* [Instructions for the task]
What is the number of lines in the entries that include the word "Бородина"? Respond with the number only.

* [Data lines]
***
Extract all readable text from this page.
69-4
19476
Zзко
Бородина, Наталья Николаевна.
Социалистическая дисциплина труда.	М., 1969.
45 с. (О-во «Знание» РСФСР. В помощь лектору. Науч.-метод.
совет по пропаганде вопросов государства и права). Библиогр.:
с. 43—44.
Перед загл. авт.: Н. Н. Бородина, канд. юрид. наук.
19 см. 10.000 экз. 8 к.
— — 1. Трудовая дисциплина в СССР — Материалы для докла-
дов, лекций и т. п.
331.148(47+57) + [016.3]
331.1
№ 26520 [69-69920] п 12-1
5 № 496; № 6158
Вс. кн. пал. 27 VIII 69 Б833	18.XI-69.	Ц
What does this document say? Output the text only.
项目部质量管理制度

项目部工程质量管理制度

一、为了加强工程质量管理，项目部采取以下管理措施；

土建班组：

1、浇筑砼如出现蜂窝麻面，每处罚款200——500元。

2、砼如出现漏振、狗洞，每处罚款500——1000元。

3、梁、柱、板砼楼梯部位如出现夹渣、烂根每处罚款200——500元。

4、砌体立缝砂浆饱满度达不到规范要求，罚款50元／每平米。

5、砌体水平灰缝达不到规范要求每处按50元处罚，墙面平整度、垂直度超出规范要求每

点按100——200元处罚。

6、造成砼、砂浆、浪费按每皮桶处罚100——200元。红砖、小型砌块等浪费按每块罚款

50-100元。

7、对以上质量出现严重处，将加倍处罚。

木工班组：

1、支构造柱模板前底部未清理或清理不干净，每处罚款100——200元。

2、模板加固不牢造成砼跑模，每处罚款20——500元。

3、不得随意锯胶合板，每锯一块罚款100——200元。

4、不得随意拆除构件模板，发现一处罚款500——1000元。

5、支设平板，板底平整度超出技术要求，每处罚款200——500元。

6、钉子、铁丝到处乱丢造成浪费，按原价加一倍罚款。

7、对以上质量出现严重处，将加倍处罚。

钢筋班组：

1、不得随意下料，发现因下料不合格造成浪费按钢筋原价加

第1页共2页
***
* [The completed task]
2